Your goal:
Write out all the data again, exactly as it stands.

____ Data provided

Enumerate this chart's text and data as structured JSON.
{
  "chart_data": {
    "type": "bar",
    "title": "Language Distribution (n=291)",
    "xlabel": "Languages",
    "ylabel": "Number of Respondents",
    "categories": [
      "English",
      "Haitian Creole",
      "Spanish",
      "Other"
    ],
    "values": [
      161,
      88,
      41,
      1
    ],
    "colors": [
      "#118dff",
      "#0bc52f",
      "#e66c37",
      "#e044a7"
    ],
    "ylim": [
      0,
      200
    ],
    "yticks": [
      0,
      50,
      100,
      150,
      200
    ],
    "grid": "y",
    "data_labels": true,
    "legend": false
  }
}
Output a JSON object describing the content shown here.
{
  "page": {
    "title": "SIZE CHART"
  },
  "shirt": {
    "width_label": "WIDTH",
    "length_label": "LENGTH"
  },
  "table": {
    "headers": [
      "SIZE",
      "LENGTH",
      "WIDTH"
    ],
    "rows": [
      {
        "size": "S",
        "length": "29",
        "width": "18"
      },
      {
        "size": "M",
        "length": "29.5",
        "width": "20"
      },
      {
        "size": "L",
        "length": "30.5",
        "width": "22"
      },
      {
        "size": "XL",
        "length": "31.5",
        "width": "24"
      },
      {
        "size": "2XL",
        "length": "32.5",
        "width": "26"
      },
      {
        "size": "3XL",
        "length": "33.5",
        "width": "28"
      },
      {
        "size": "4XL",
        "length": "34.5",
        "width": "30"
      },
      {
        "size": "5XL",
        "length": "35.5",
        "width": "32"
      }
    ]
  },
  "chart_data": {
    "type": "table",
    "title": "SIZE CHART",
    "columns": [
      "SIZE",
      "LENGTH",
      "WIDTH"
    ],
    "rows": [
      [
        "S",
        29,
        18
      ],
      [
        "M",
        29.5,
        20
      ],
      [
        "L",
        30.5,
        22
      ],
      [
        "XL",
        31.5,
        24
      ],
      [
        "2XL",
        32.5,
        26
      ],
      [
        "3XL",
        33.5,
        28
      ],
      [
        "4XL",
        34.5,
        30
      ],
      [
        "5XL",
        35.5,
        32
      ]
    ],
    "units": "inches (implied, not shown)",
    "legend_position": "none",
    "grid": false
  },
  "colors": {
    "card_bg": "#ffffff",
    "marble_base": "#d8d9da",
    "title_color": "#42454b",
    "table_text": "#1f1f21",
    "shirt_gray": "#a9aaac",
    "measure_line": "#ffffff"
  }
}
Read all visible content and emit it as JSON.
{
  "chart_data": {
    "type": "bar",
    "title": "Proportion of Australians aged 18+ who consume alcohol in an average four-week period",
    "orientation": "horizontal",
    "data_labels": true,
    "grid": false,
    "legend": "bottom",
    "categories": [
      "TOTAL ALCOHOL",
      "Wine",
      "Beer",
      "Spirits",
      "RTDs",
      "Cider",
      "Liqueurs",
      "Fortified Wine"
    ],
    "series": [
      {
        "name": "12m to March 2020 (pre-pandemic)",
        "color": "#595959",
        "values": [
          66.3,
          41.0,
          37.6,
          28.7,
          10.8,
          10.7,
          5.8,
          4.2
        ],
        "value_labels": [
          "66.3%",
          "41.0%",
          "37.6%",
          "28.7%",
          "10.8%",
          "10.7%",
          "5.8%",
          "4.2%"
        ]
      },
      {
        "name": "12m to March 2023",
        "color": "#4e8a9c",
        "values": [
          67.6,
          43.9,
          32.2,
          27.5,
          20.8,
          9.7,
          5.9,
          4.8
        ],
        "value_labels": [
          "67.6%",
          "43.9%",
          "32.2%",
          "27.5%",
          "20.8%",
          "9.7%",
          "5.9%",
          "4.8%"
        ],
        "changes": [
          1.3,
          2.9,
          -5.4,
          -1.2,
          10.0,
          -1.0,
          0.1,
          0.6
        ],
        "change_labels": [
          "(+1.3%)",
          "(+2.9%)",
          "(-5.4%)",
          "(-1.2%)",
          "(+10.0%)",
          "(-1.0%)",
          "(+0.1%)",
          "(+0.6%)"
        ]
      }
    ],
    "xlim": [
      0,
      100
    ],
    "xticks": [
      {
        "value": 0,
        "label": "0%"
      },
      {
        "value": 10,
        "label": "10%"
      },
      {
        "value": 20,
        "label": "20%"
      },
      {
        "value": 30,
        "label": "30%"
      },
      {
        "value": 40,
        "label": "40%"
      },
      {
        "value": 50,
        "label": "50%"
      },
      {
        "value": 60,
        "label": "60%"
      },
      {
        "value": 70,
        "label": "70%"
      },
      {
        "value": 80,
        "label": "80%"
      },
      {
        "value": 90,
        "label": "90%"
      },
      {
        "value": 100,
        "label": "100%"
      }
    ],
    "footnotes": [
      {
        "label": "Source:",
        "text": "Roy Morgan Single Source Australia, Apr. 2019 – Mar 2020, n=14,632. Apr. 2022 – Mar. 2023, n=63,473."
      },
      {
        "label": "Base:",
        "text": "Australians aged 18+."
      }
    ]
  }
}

________

Written answer:
Enumerate this chart's text and data as structured JSON.
{
  "chart_data": {
    "type": "bar",
    "title": "Language Distribution (n=291)",
    "xlabel": "Languages",
    "ylabel": "Number of Respondents",
    "categories": [
      "English",
      "Haitian Creole",
      "Spanish",
      "Other"
    ],
    "values": [
      161,
      88,
      41,
      1
    ],
    "colors": [
      "#118dff",
      "#0bc52f",
      "#e66c37",
      "#e044a7"
    ],
    "ylim": [
      0,
      200
    ],
    "yticks": [
      0,
      50,
      100,
      150,
      200
    ],
    "grid": "y",
    "data_labels": true,
    "legend": false
  }
}
Output a JSON object describing the content shown here.
{
  "page": {
    "title": "SIZE CHART"
  },
  "shirt": {
    "width_label": "WIDTH",
    "length_label": "LENGTH"
  },
  "table": {
    "headers": [
      "SIZE",
      "LENGTH",
      "WIDTH"
    ],
    "rows": [
      {
        "size": "S",
        "length": "29",
        "width": "18"
      },
      {
        "size": "M",
        "length": "29.5",
        "width": "20"
      },
      {
        "size": "L",
        "length": "30.5",
        "width": "22"
      },
      {
        "size": "XL",
        "length": "31.5",
        "width": "24"
      },
      {
        "size": "2XL",
        "length": "32.5",
        "width": "26"
      },
      {
        "size": "3XL",
        "length": "33.5",
        "width": "28"
      },
      {
        "size": "4XL",
        "length": "34.5",
        "width": "30"
      },
      {
        "size": "5XL",
        "length": "35.5",
        "width": "32"
      }
    ]
  },
  "chart_data": {
    "type": "table",
    "title": "SIZE CHART",
    "columns": [
      "SIZE",
      "LENGTH",
      "WIDTH"
    ],
    "rows": [
      [
        "S",
        29,
        18
      ],
      [
        "M",
        29.5,
        20
      ],
      [
        "L",
        30.5,
        22
      ],
      [
        "XL",
        31.5,
        24
      ],
      [
        "2XL",
        32.5,
        26
      ],
      [
        "3XL",
        33.5,
        28
      ],
      [
        "4XL",
        34.5,
        30
      ],
      [
        "5XL",
        35.5,
        32
      ]
    ],
    "units": "inches (implied, not shown)",
    "legend_position": "none",
    "grid": false
  },
  "colors": {
    "card_bg": "#ffffff",
    "marble_base": "#d8d9da",
    "title_color": "#42454b",
    "table_text": "#1f1f21",
    "shirt_gray": "#a9aaac",
    "measure_line": "#ffffff"
  }
}
Read all visible content and emit it as JSON.
{
  "chart_data": {
    "type": "bar",
    "title": "Proportion of Australians aged 18+ who consume alcohol in an average four-week period",
    "orientation": "horizontal",
    "data_labels": true,
    "grid": false,
    "legend": "bottom",
    "categories": [
      "TOTAL ALCOHOL",
      "Wine",
      "Beer",
      "Spirits",
      "RTDs",
      "Cider",
      "Liqueurs",
      "Fortified Wine"
    ],
    "series": [
      {
        "name": "12m to March 2020 (pre-pandemic)",
        "color": "#595959",
        "values": [
          66.3,
          41.0,
          37.6,
          28.7,
          10.8,
          10.7,
          5.8,
          4.2
        ],
        "value_labels": [
          "66.3%",
          "41.0%",
          "37.6%",
          "28.7%",
          "10.8%",
          "10.7%",
          "5.8%",
          "4.2%"
        ]
      },
      {
        "name": "12m to March 2023",
        "color": "#4e8a9c",
        "values": [
          67.6,
          43.9,
          32.2,
          27.5,
          20.8,
          9.7,
          5.9,
          4.8
        ],
        "value_labels": [
          "67.6%",
          "43.9%",
          "32.2%",
          "27.5%",
          "20.8%",
          "9.7%",
          "5.9%",
          "4.8%"
        ],
        "changes": [
          1.3,
          2.9,
          -5.4,
          -1.2,
          10.0,
          -1.0,
          0.1,
          0.6
        ],
        "change_labels": [
          "(+1.3%)",
          "(+2.9%)",
          "(-5.4%)",
          "(-1.2%)",
          "(+10.0%)",
          "(-1.0%)",
          "(+0.1%)",
          "(+0.6%)"
        ]
      }
    ],
    "xlim": [
      0,
      100
    ],
    "xticks": [
      {
        "value": 0,
        "label": "0%"
      },
      {
        "value": 10,
        "label": "10%"
      },
      {
        "value": 20,
        "label": "20%"
      },
      {
        "value": 30,
        "label": "30%"
      },
      {
        "value": 40,
        "label": "40%"
      },
      {
        "value": 50,
        "label": "50%"
      },
      {
        "value": 60,
        "label": "60%"
      },
      {
        "value": 70,
        "label": "70%"
      },
      {
        "value": 80,
        "label": "80%"
      },
      {
        "value": 90,
        "label": "90%"
      },
      {
        "value": 100,
        "label": "100%"
      }
    ],
    "footnotes": [
      {
        "label": "Source:",
        "text": "Roy Morgan Single Source Australia, Apr. 2019 – Mar 2020, n=14,632. Apr. 2022 – Mar. 2023, n=63,473."
      },
      {
        "label": "Base:",
        "text": "Australians aged 18+."
      }
    ]
  }
}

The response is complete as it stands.